(Extracted data entries)
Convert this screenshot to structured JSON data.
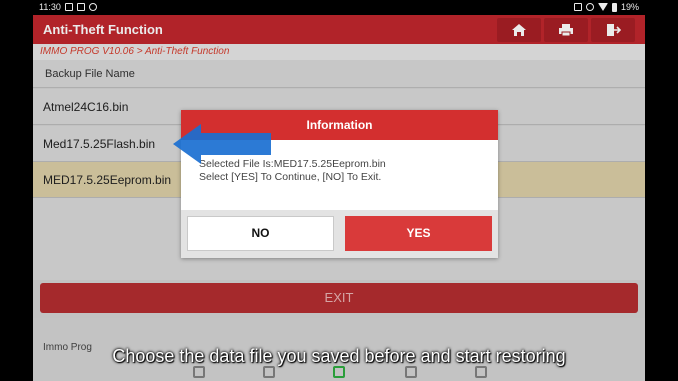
{
  "status_bar": {
    "time": "11:30",
    "battery": "19%"
  },
  "app": {
    "title": "Anti-Theft Function",
    "breadcrumb": "IMMO PROG V10.06 > Anti-Theft Function"
  },
  "list": {
    "header": "Backup File Name",
    "files": [
      "Atmel24C16.bin",
      "Med17.5.25Flash.bin",
      "MED17.5.25Eeprom.bin"
    ],
    "selected_index": 2
  },
  "exit_label": "EXIT",
  "footer_label": "Immo Prog",
  "dialog": {
    "title": "Information",
    "message_line1": "Selected File Is:MED17.5.25Eeprom.bin",
    "message_line2": "Select [YES] To Continue, [NO] To Exit.",
    "no_label": "NO",
    "yes_label": "YES"
  },
  "caption": "Choose the data file you saved before and start restoring",
  "toolbar_icons": [
    "home-icon",
    "print-icon",
    "exit-door-icon"
  ],
  "colors": {
    "title_bar": "#c1272d",
    "dialog_header": "#d32f2f",
    "yes_button": "#d93a3a",
    "arrow": "#1a6fd1",
    "selected_row": "#dccfa6"
  }
}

What to do => Write out every line above exactly as it is, leaving out the pictures.

Answer for the task =>
Convert this screenshot to structured JSON data.
{
  "status_bar": {
    "time": "11:30",
    "battery": "19%"
  },
  "app": {
    "title": "Anti-Theft Function",
    "breadcrumb": "IMMO PROG V10.06 > Anti-Theft Function"
  },
  "list": {
    "header": "Backup File Name",
    "files": [
      "Atmel24C16.bin",
      "Med17.5.25Flash.bin",
      "MED17.5.25Eeprom.bin"
    ],
    "selected_index": 2
  },
  "exit_label": "EXIT",
  "footer_label": "Immo Prog",
  "dialog": {
    "title": "Information",
    "message_line1": "Selected File Is:MED17.5.25Eeprom.bin",
    "message_line2": "Select [YES] To Continue, [NO] To Exit.",
    "no_label": "NO",
    "yes_label": "YES"
  },
  "caption": "Choose the data file you saved before and start restoring",
  "toolbar_icons": [
    "home-icon",
    "print-icon",
    "exit-door-icon"
  ],
  "colors": {
    "title_bar": "#c1272d",
    "dialog_header": "#d32f2f",
    "yes_button": "#d93a3a",
    "arrow": "#1a6fd1",
    "selected_row": "#dccfa6"
  }
}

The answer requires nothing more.